What to work on
Reproduce all entries precisely as they are written.

Items
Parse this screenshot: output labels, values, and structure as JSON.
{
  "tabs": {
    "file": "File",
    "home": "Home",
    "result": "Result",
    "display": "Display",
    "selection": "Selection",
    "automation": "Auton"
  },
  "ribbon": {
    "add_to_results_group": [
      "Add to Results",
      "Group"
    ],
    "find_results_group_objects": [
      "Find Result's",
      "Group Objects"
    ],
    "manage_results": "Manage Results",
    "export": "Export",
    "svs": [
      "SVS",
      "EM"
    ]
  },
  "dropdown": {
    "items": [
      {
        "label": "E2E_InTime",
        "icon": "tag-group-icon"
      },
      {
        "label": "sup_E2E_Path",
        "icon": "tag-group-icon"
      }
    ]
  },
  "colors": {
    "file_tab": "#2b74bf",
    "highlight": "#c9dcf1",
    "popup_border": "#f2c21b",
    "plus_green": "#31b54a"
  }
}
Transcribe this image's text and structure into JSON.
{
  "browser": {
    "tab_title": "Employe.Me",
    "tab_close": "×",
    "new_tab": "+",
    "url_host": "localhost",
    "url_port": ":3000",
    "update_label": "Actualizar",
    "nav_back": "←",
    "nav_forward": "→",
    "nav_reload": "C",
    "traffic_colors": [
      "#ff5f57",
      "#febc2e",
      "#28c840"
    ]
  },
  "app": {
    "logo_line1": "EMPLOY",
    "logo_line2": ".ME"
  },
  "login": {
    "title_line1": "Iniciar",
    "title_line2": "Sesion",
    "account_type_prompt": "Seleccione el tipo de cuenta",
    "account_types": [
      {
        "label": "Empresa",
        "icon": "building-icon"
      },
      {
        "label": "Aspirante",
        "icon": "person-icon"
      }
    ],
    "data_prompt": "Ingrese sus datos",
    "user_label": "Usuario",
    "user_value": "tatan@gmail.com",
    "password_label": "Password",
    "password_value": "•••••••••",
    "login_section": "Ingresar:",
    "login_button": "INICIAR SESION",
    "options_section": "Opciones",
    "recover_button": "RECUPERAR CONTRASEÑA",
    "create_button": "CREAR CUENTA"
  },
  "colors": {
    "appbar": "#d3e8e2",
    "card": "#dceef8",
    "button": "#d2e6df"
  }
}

Problem solution
Parse this screenshot: output labels, values, and structure as JSON.
{
  "tabs": {
    "file": "File",
    "home": "Home",
    "result": "Result",
    "display": "Display",
    "selection": "Selection",
    "automation": "Auton"
  },
  "ribbon": {
    "add_to_results_group": [
      "Add to Results",
      "Group"
    ],
    "find_results_group_objects": [
      "Find Result's",
      "Group Objects"
    ],
    "manage_results": "Manage Results",
    "export": "Export",
    "svs": [
      "SVS",
      "EM"
    ]
  },
  "dropdown": {
    "items": [
      {
        "label": "E2E_InTime",
        "icon": "tag-group-icon"
      },
      {
        "label": "sup_E2E_Path",
        "icon": "tag-group-icon"
      }
    ]
  },
  "colors": {
    "file_tab": "#2b74bf",
    "highlight": "#c9dcf1",
    "popup_border": "#f2c21b",
    "plus_green": "#31b54a"
  }
}
Transcribe this image's text and structure into JSON.
{
  "browser": {
    "tab_title": "Employe.Me",
    "tab_close": "×",
    "new_tab": "+",
    "url_host": "localhost",
    "url_port": ":3000",
    "update_label": "Actualizar",
    "nav_back": "←",
    "nav_forward": "→",
    "nav_reload": "C",
    "traffic_colors": [
      "#ff5f57",
      "#febc2e",
      "#28c840"
    ]
  },
  "app": {
    "logo_line1": "EMPLOY",
    "logo_line2": ".ME"
  },
  "login": {
    "title_line1": "Iniciar",
    "title_line2": "Sesion",
    "account_type_prompt": "Seleccione el tipo de cuenta",
    "account_types": [
      {
        "label": "Empresa",
        "icon": "building-icon"
      },
      {
        "label": "Aspirante",
        "icon": "person-icon"
      }
    ],
    "data_prompt": "Ingrese sus datos",
    "user_label": "Usuario",
    "user_value": "tatan@gmail.com",
    "password_label": "Password",
    "password_value": "•••••••••",
    "login_section": "Ingresar:",
    "login_button": "INICIAR SESION",
    "options_section": "Opciones",
    "recover_button": "RECUPERAR CONTRASEÑA",
    "create_button": "CREAR CUENTA"
  },
  "colors": {
    "appbar": "#d3e8e2",
    "card": "#dceef8",
    "button": "#d2e6df"
  }
}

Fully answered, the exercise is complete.